* Description of the task *
Write out each entry again. Keep every word exactly as it is.

[Extracted records]
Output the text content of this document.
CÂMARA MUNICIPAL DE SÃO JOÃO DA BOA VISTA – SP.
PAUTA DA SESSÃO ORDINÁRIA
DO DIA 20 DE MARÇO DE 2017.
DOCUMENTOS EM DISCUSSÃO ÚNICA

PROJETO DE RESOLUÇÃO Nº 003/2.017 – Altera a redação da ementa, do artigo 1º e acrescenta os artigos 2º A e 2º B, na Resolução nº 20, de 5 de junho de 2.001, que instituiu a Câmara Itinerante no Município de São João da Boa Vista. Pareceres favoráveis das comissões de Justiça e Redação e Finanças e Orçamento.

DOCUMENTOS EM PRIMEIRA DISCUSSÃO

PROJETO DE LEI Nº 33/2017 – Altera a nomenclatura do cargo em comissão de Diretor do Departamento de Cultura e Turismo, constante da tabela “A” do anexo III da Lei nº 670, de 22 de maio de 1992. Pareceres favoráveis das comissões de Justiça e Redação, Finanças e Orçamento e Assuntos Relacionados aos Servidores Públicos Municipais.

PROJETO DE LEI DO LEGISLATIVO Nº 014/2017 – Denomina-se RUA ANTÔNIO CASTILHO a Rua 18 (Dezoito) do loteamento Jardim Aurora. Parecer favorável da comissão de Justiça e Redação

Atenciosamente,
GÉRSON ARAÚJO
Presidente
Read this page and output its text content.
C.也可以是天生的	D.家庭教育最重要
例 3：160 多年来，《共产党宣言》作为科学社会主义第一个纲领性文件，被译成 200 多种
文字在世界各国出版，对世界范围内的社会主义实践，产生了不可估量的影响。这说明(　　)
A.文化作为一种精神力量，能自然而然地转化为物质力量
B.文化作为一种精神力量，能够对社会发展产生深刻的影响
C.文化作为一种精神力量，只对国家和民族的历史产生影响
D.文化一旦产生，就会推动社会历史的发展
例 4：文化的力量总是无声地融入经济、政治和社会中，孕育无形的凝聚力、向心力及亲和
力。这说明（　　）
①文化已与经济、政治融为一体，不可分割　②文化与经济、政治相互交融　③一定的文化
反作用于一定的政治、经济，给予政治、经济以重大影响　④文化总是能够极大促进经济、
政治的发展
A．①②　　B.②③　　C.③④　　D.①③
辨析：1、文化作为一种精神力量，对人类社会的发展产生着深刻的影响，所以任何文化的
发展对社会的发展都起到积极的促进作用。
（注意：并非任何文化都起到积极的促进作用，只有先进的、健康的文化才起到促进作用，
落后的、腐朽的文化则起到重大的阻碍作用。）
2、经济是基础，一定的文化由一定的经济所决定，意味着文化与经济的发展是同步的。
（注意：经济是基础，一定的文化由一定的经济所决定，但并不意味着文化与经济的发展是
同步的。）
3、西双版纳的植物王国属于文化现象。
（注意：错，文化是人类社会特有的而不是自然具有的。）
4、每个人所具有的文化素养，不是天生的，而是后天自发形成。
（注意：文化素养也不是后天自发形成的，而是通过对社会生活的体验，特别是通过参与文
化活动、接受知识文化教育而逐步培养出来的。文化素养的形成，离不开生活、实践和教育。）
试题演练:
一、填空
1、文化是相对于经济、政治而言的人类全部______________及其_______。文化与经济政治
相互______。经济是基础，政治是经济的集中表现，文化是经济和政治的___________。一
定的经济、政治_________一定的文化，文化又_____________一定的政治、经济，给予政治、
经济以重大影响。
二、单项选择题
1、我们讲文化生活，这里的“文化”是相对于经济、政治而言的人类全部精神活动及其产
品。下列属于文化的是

* Finished exercise *
Output the text content of this document.
CÂMARA MUNICIPAL DE SÃO JOÃO DA BOA VISTA – SP.
PAUTA DA SESSÃO ORDINÁRIA
DO DIA 20 DE MARÇO DE 2017.
DOCUMENTOS EM DISCUSSÃO ÚNICA

PROJETO DE RESOLUÇÃO Nº 003/2.017 – Altera a redação da ementa, do artigo 1º e acrescenta os artigos 2º A e 2º B, na Resolução nº 20, de 5 de junho de 2.001, que instituiu a Câmara Itinerante no Município de São João da Boa Vista. Pareceres favoráveis das comissões de Justiça e Redação e Finanças e Orçamento.

DOCUMENTOS EM PRIMEIRA DISCUSSÃO

PROJETO DE LEI Nº 33/2017 – Altera a nomenclatura do cargo em comissão de Diretor do Departamento de Cultura e Turismo, constante da tabela “A” do anexo III da Lei nº 670, de 22 de maio de 1992. Pareceres favoráveis das comissões de Justiça e Redação, Finanças e Orçamento e Assuntos Relacionados aos Servidores Públicos Municipais.

PROJETO DE LEI DO LEGISLATIVO Nº 014/2017 – Denomina-se RUA ANTÔNIO CASTILHO a Rua 18 (Dezoito) do loteamento Jardim Aurora. Parecer favorável da comissão de Justiça e Redação

Atenciosamente,
GÉRSON ARAÚJO
Presidente
Read this page and output its text content.
C.也可以是天生的	D.家庭教育最重要
例 3：160 多年来，《共产党宣言》作为科学社会主义第一个纲领性文件，被译成 200 多种
文字在世界各国出版，对世界范围内的社会主义实践，产生了不可估量的影响。这说明(　　)
A.文化作为一种精神力量，能自然而然地转化为物质力量
B.文化作为一种精神力量，能够对社会发展产生深刻的影响
C.文化作为一种精神力量，只对国家和民族的历史产生影响
D.文化一旦产生，就会推动社会历史的发展
例 4：文化的力量总是无声地融入经济、政治和社会中，孕育无形的凝聚力、向心力及亲和
力。这说明（　　）
①文化已与经济、政治融为一体，不可分割　②文化与经济、政治相互交融　③一定的文化
反作用于一定的政治、经济，给予政治、经济以重大影响　④文化总是能够极大促进经济、
政治的发展
A．①②　　B.②③　　C.③④　　D.①③
辨析：1、文化作为一种精神力量，对人类社会的发展产生着深刻的影响，所以任何文化的
发展对社会的发展都起到积极的促进作用。
（注意：并非任何文化都起到积极的促进作用，只有先进的、健康的文化才起到促进作用，
落后的、腐朽的文化则起到重大的阻碍作用。）
2、经济是基础，一定的文化由一定的经济所决定，意味着文化与经济的发展是同步的。
（注意：经济是基础，一定的文化由一定的经济所决定，但并不意味着文化与经济的发展是
同步的。）
3、西双版纳的植物王国属于文化现象。
（注意：错，文化是人类社会特有的而不是自然具有的。）
4、每个人所具有的文化素养，不是天生的，而是后天自发形成。
（注意：文化素养也不是后天自发形成的，而是通过对社会生活的体验，特别是通过参与文
化活动、接受知识文化教育而逐步培养出来的。文化素养的形成，离不开生活、实践和教育。）
试题演练:
一、填空
1、文化是相对于经济、政治而言的人类全部______________及其_______。文化与经济政治
相互______。经济是基础，政治是经济的集中表现，文化是经济和政治的___________。一
定的经济、政治_________一定的文化，文化又_____________一定的政治、经济，给予政治、
经济以重大影响。
二、单项选择题
1、我们讲文化生活，这里的“文化”是相对于经济、政治而言的人类全部精神活动及其产
品。下列属于文化的是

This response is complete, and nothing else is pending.